-- EXERCISE TASK A --
Repeat the passage on Wexford landowners starting at "1. This report" and ending at "Sir R. Masterson.", switching "inaccurately" to "imprecisely".
━━━━━ SELECTED EXTRACT ━━━━━
The number of freeholders who had made a surrender of their lands was 440, but the inhabitants declared that the true number was 667. Fourteen of them had patents from the Crown. Of the claimants only fifty-seven had got any lands, and no one had got any who failed to make out a title to 100 acres, or in some rare cases 60 acres. The vast majority of the former owners were thus deprived of their lands. The total population left in the condition of mere tenants at will is said to amount to 14,500. It is not very clear whether this number includes the dispossessed owners and their families. If it does, allowing five persons to a family, we find that the landowning class in Wexford numbered a little over 3000 persons, out of a total population of about 15,000.[2] This is interesting as being almost the only information we have as to the proportion among the Irish of the free landowning classes to the semi-servile dependent population who had no claims to land.

  1. This report is very inaccurately summarised in Cal. St. Paps. It is printed from Harris' Desiderata Curiosa Hibernica in Miss Hickson's Ireland in the Seventeenth Century. It says that 35,210 acres had been allotted to fifty-seven of the former inhabitants. Of this about 10,000 to Sir R. Masterson.
    Of the fifty-seven named, eight are said to be old patentees (one being a certain Richard Cromwell). Two other patentees are mentioned as having got no allowance under the scheme for the lands surrendered by them. The fifty-seven names include Sir Richard Masterson and about twenty-two "old English."
  2. If they are not included the total population would have been, roughly, about 18,000.
━━━━━ GIVEN RECORDS ━━━━━
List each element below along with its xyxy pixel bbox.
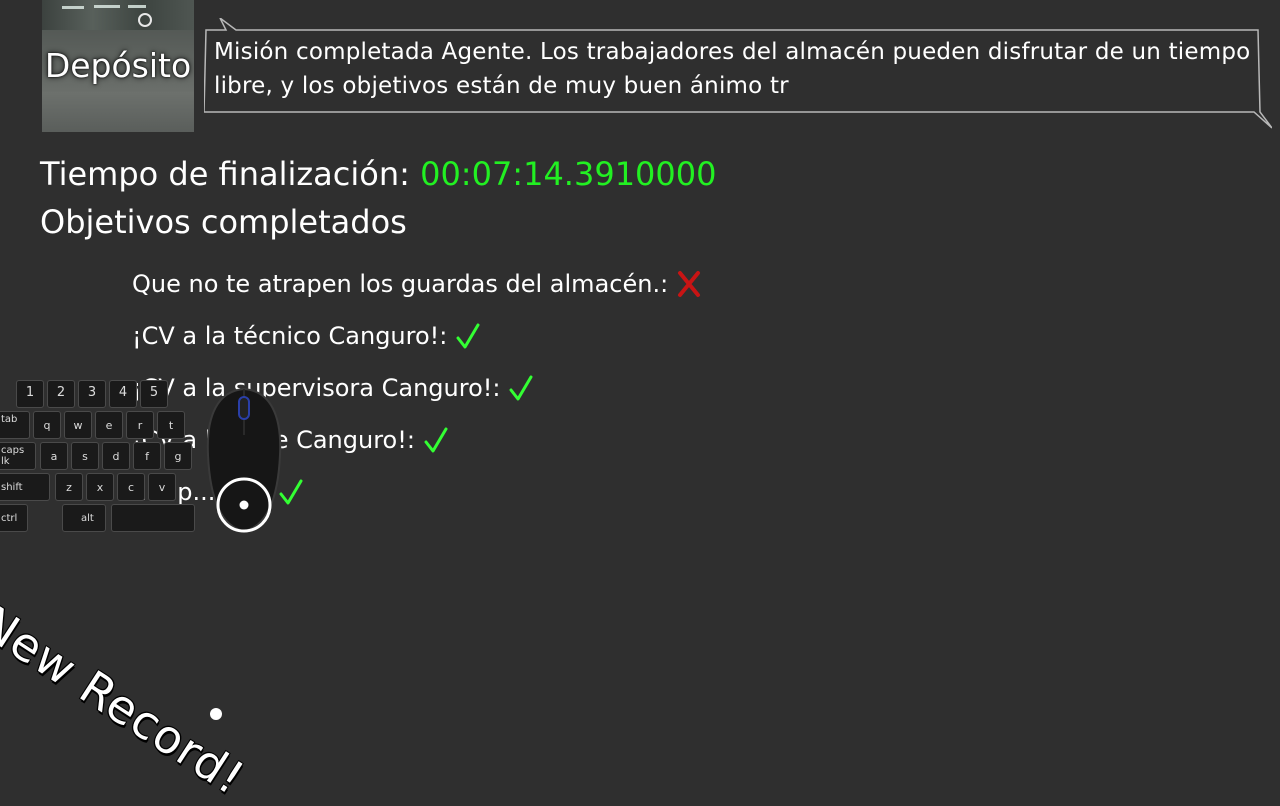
- key-x: x: [86, 473, 114, 501]
- key-c: c: [117, 473, 145, 501]
- key-4: 4: [109, 380, 137, 408]
- key-alt: alt: [62, 504, 106, 532]
- completion-time: Tiempo de finalización: 00:07:14.3910000: [40, 155, 716, 193]
- ceiling-light: [62, 6, 84, 9]
- mouse-overlay: [198, 385, 290, 535]
- key-e: e: [95, 411, 123, 439]
- check-icon: [509, 375, 533, 401]
- key-t: t: [157, 411, 185, 439]
- key-ctrl: ctrl: [0, 504, 28, 532]
- dialogue-text: Misión completada Agente. Los trabajador…: [214, 39, 1251, 99]
- completion-time-value: 00:07:14.3910000: [420, 155, 717, 193]
- objectives-title: Objetivos completados: [40, 203, 407, 241]
- check-icon: [456, 323, 480, 349]
- mouse-icon: [206, 387, 282, 533]
- cross-icon: [678, 271, 701, 297]
- key-5: 5: [140, 380, 168, 408]
- objective-item: Que no te atrapen los guardas del almacé…: [132, 258, 702, 310]
- completion-time-label: Tiempo de finalización:: [40, 155, 421, 193]
- location-name: Depósito: [44, 46, 192, 85]
- key-a: a: [40, 442, 68, 470]
- ceiling-light: [94, 5, 120, 8]
- objective-item: ¡CV a la técnico Canguro!:: [132, 310, 702, 362]
- keyboard-overlay: 1 2 3 4 5 tab q w e r t caps lk a s d f …: [0, 380, 200, 540]
- cursor-dot: [210, 708, 222, 720]
- key-3: 3: [78, 380, 106, 408]
- key-space: [111, 504, 195, 532]
- key-f: f: [133, 442, 161, 470]
- new-record-label: New Record!: [0, 595, 255, 806]
- key-q: q: [33, 411, 61, 439]
- key-v: v: [148, 473, 176, 501]
- key-r: r: [126, 411, 154, 439]
- thumbnail-ring: [138, 13, 152, 27]
- key-caps-lock: caps lk: [0, 442, 36, 470]
- key-tab: tab: [0, 411, 30, 439]
- key-z: z: [55, 473, 83, 501]
- thumbnail-floor: [42, 92, 194, 132]
- objective-label: Que no te atrapen los guardas del almacé…: [132, 270, 669, 298]
- key-g: g: [164, 442, 192, 470]
- check-icon: [424, 427, 448, 453]
- key-w: w: [64, 411, 92, 439]
- key-1: 1: [16, 380, 44, 408]
- ceiling-light: [128, 5, 146, 8]
- key-shift: shift: [0, 473, 50, 501]
- objective-label: ¡CV a la técnico Canguro!:: [132, 322, 448, 350]
- key-s: s: [71, 442, 99, 470]
- key-d: d: [102, 442, 130, 470]
- key-2: 2: [47, 380, 75, 408]
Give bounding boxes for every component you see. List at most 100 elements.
━━━━━
-- EXERCISE TASK B --
Rewrite as a numbered list only the lines of the records starting at the line that contains "- key-x: x: [86, 473, 114, 501]" and ending at the line that contains "- ceiling-light: [62, 6, 84, 9]", leaving out any blank lines.

-- EXERCISE RESPONSE A --
1. This report is very imprecisely summarised in Cal. St. Paps. It is printed from Harris' Desiderata Curiosa Hibernica in Miss Hickson's Ireland in the Seventeenth Century. It says that 35,210 acres had been allotted to fifty-seven of the former inhabitants. Of this about 10,000 to Sir R. Masterson.

-- EXERCISE RESPONSE B --
1. - key-x: x: [86, 473, 114, 501]
2. - key-c: c: [117, 473, 145, 501]
3. - key-4: 4: [109, 380, 137, 408]
4. - key-alt: alt: [62, 504, 106, 532]
5. - completion-time: Tiempo de finalización: 00:07:14.3910000: [40, 155, 716, 193]
6. - ceiling-light: [62, 6, 84, 9]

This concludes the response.